Prompt:
A line counts if it contains the word "CIRI" at least once. State how many such lines the records contain, giving the number alone.

--------

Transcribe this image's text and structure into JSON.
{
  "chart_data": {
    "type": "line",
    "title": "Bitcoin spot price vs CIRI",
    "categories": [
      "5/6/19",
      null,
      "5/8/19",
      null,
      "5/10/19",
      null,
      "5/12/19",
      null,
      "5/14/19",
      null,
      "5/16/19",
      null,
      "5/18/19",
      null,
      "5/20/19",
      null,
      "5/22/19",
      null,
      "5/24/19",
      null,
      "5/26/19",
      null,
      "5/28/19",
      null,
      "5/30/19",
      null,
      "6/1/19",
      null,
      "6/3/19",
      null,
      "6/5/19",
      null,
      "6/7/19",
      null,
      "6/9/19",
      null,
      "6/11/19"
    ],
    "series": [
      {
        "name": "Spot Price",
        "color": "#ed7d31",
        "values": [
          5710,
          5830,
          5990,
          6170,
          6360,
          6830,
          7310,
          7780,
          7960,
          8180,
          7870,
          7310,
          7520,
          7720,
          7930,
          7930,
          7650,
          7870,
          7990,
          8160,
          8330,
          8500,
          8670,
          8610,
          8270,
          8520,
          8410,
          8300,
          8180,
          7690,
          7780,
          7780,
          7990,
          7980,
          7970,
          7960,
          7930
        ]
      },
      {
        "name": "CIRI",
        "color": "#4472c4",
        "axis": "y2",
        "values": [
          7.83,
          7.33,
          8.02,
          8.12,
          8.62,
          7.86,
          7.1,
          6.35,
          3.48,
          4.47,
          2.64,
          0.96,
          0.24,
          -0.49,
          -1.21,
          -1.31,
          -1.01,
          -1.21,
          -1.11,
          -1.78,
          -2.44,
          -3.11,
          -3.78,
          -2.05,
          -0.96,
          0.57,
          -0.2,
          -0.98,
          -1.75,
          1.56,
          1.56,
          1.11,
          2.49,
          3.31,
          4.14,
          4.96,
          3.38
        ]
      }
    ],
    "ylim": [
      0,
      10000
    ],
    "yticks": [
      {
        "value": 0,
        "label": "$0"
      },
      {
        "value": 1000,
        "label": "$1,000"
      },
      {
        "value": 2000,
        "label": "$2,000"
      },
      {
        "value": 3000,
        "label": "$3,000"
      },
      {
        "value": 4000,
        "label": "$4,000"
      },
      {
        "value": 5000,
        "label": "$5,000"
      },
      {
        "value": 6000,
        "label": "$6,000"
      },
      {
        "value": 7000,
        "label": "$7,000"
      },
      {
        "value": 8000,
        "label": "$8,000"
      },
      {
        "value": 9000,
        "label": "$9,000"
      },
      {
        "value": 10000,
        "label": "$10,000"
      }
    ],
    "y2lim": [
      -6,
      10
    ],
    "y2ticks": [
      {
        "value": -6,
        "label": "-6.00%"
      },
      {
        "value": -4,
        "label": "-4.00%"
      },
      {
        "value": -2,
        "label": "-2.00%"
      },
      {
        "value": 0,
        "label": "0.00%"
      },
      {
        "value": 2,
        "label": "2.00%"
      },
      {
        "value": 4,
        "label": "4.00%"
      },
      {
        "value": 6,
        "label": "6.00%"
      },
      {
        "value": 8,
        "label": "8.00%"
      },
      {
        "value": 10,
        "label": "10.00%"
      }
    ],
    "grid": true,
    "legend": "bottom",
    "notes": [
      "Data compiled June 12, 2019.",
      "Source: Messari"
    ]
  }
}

--------

Answer to the problem:
2